=== Problem description ===
Please set down all the lines beneath this one exactly, without the pictures.

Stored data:
==*==

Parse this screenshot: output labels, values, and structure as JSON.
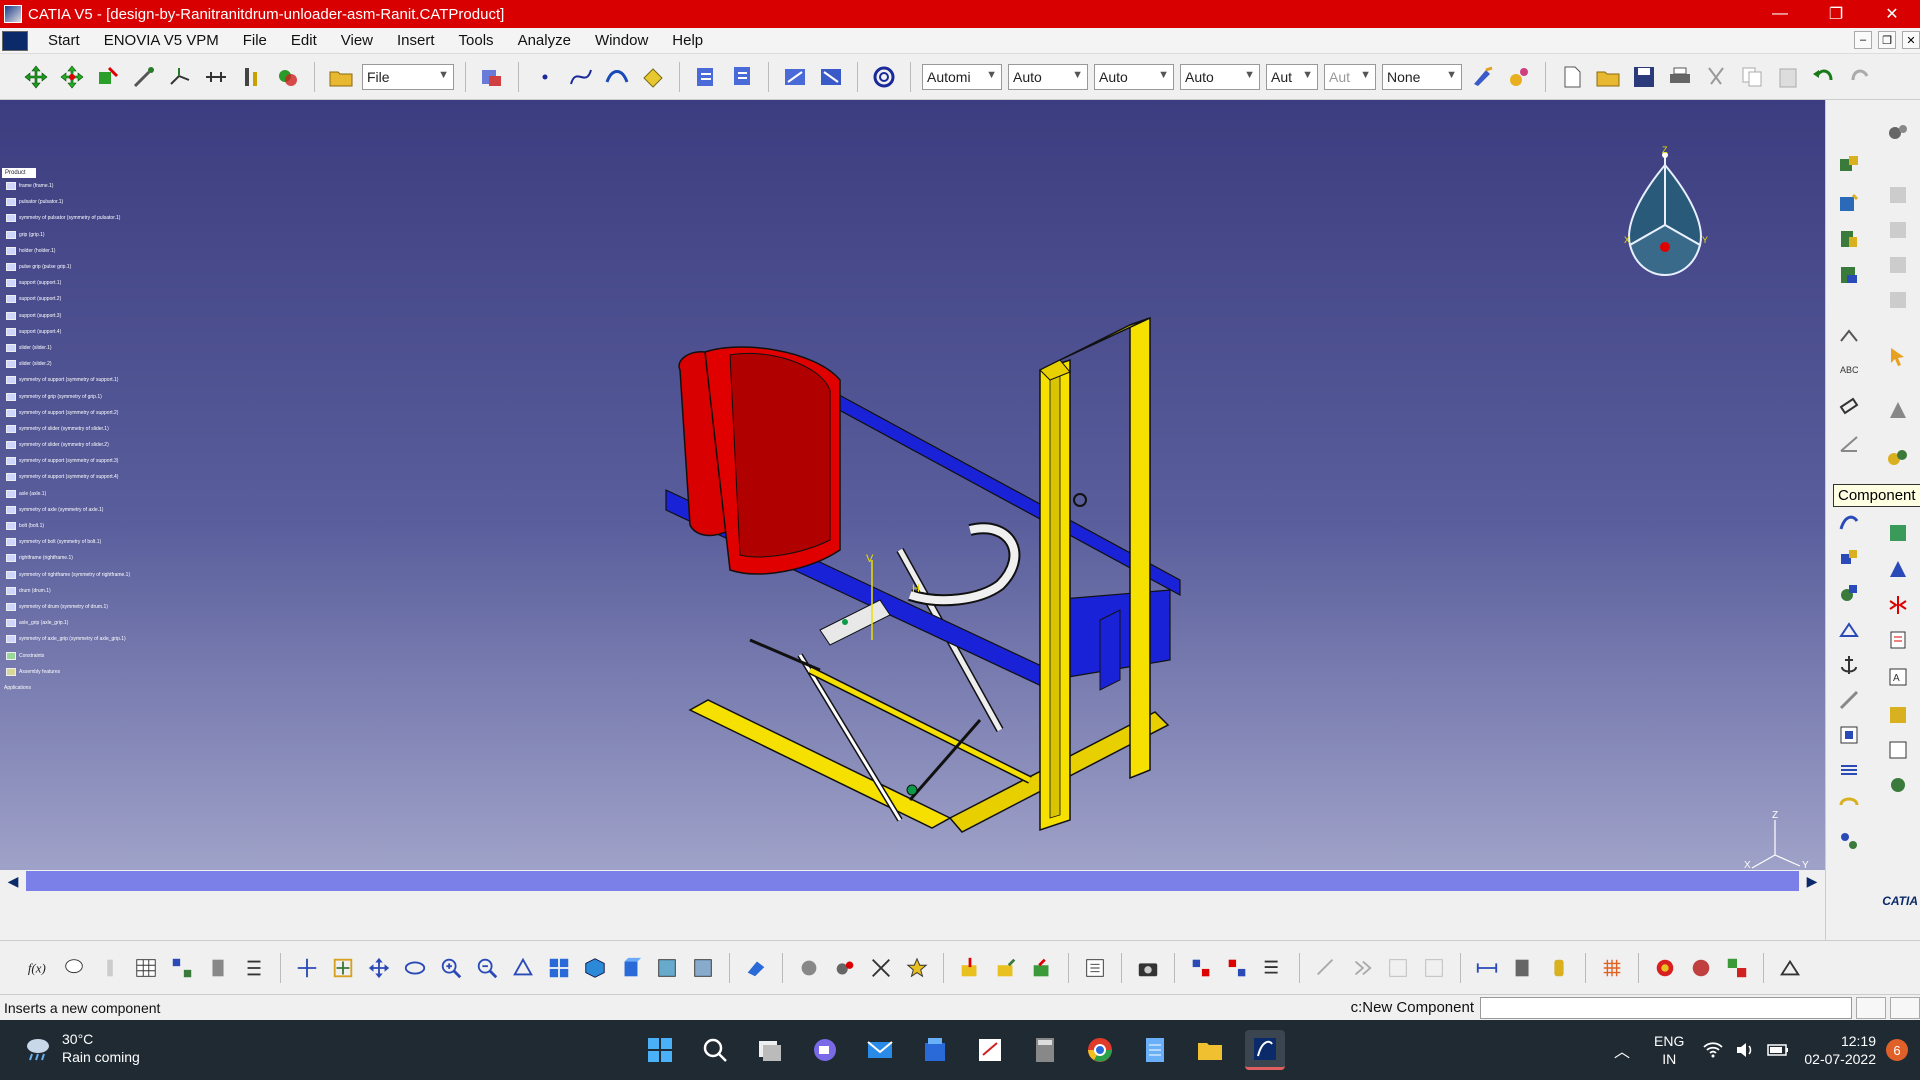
{
  "window": {
    "title": "CATIA V5 - [design-by-Ranitranitdrum-unloader-asm-Ranit.CATProduct]",
    "controls": [
      "—",
      "❐",
      "✕"
    ]
  },
  "menu": {
    "items": [
      {
        "label": "Start"
      },
      {
        "label": "ENOVIA V5 VPM"
      },
      {
        "label": "File"
      },
      {
        "label": "Edit"
      },
      {
        "label": "View"
      },
      {
        "label": "Insert"
      },
      {
        "label": "Tools"
      },
      {
        "label": "Analyze"
      },
      {
        "label": "Window"
      },
      {
        "label": "Help"
      }
    ]
  },
  "toolbar": {
    "file_combo": "File",
    "combos": [
      "Automi",
      "Auto",
      "Auto",
      "Auto",
      "Aut",
      "Aut",
      "None"
    ]
  },
  "tree": {
    "root": "Product",
    "nodes": [
      "frame (frame.1)",
      "pulsator (pulsator.1)",
      "symmetry of pulsator (symmetry of pulsator.1)",
      "grip (grip.1)",
      "holder (holder.1)",
      "pulse grip (pulse grip.1)",
      "support (support.1)",
      "support (support.2)",
      "support (support.3)",
      "support (support.4)",
      "slider (slider.1)",
      "slider (slider.2)",
      "symmetry of support (symmetry of support.1)",
      "symmetry of grip (symmetry of grip.1)",
      "symmetry of support (symmetry of support.2)",
      "symmetry of slider (symmetry of slider.1)",
      "symmetry of slider (symmetry of slider.2)",
      "symmetry of support (symmetry of support.3)",
      "symmetry of support (symmetry of support.4)",
      "axle (axle.1)",
      "symmetry of axle (symmetry of axle.1)",
      "bolt (bolt.1)",
      "symmetry of bolt (symmetry of bolt.1)",
      "rightframe (rightframe.1)",
      "symmetry of rightframe (symmetry of rightframe.1)",
      "drum (drum.1)",
      "symmetry of drum (symmetry of drum.1)",
      "axle_grip (axle_grip.1)",
      "symmetry of axle_grip (symmetry of axle_grip.1)",
      "Constraints",
      "Assembly features",
      "Applications"
    ]
  },
  "compass": {
    "axis_z": "Z",
    "axis_x": "X",
    "axis_y": "Y"
  },
  "axes": {
    "z": "Z",
    "x": "X",
    "y": "Y"
  },
  "tooltip": "Component",
  "logo": "CATIA",
  "status": {
    "message": "Inserts a new component",
    "command_label": "c:New Component"
  },
  "taskbar": {
    "weather_temp": "30°C",
    "weather_text": "Rain coming",
    "lang_1": "ENG",
    "lang_2": "IN",
    "time": "12:19",
    "date": "02-07-2022",
    "notifications": "6"
  },
  "colors": {
    "titlebar": "#d80000",
    "viewport_top": "#3c3d80",
    "frame_yellow": "#f5e000",
    "arm_blue": "#1a22d8",
    "drum_red": "#e00000"
  }
}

==*==

=== Answer to the task ===
Parse this screenshot: output labels, values, and structure as JSON.
{
  "window": {
    "title": "CATIA V5 - [design-by-Ranitranitdrum-unloader-asm-Ranit.CATProduct]",
    "controls": [
      "—",
      "❐",
      "✕"
    ]
  },
  "menu": {
    "items": [
      {
        "label": "Start"
      },
      {
        "label": "ENOVIA V5 VPM"
      },
      {
        "label": "File"
      },
      {
        "label": "Edit"
      },
      {
        "label": "View"
      },
      {
        "label": "Insert"
      },
      {
        "label": "Tools"
      },
      {
        "label": "Analyze"
      },
      {
        "label": "Window"
      },
      {
        "label": "Help"
      }
    ]
  },
  "toolbar": {
    "file_combo": "File",
    "combos": [
      "Automi",
      "Auto",
      "Auto",
      "Auto",
      "Aut",
      "Aut",
      "None"
    ]
  },
  "tree": {
    "root": "Product",
    "nodes": [
      "frame (frame.1)",
      "pulsator (pulsator.1)",
      "symmetry of pulsator (symmetry of pulsator.1)",
      "grip (grip.1)",
      "holder (holder.1)",
      "pulse grip (pulse grip.1)",
      "support (support.1)",
      "support (support.2)",
      "support (support.3)",
      "support (support.4)",
      "slider (slider.1)",
      "slider (slider.2)",
      "symmetry of support (symmetry of support.1)",
      "symmetry of grip (symmetry of grip.1)",
      "symmetry of support (symmetry of support.2)",
      "symmetry of slider (symmetry of slider.1)",
      "symmetry of slider (symmetry of slider.2)",
      "symmetry of support (symmetry of support.3)",
      "symmetry of support (symmetry of support.4)",
      "axle (axle.1)",
      "symmetry of axle (symmetry of axle.1)",
      "bolt (bolt.1)",
      "symmetry of bolt (symmetry of bolt.1)",
      "rightframe (rightframe.1)",
      "symmetry of rightframe (symmetry of rightframe.1)",
      "drum (drum.1)",
      "symmetry of drum (symmetry of drum.1)",
      "axle_grip (axle_grip.1)",
      "symmetry of axle_grip (symmetry of axle_grip.1)",
      "Constraints",
      "Assembly features",
      "Applications"
    ]
  },
  "compass": {
    "axis_z": "Z",
    "axis_x": "X",
    "axis_y": "Y"
  },
  "axes": {
    "z": "Z",
    "x": "X",
    "y": "Y"
  },
  "tooltip": "Component",
  "logo": "CATIA",
  "status": {
    "message": "Inserts a new component",
    "command_label": "c:New Component"
  },
  "taskbar": {
    "weather_temp": "30°C",
    "weather_text": "Rain coming",
    "lang_1": "ENG",
    "lang_2": "IN",
    "time": "12:19",
    "date": "02-07-2022",
    "notifications": "6"
  },
  "colors": {
    "titlebar": "#d80000",
    "viewport_top": "#3c3d80",
    "frame_yellow": "#f5e000",
    "arm_blue": "#1a22d8",
    "drum_red": "#e00000"
  }
}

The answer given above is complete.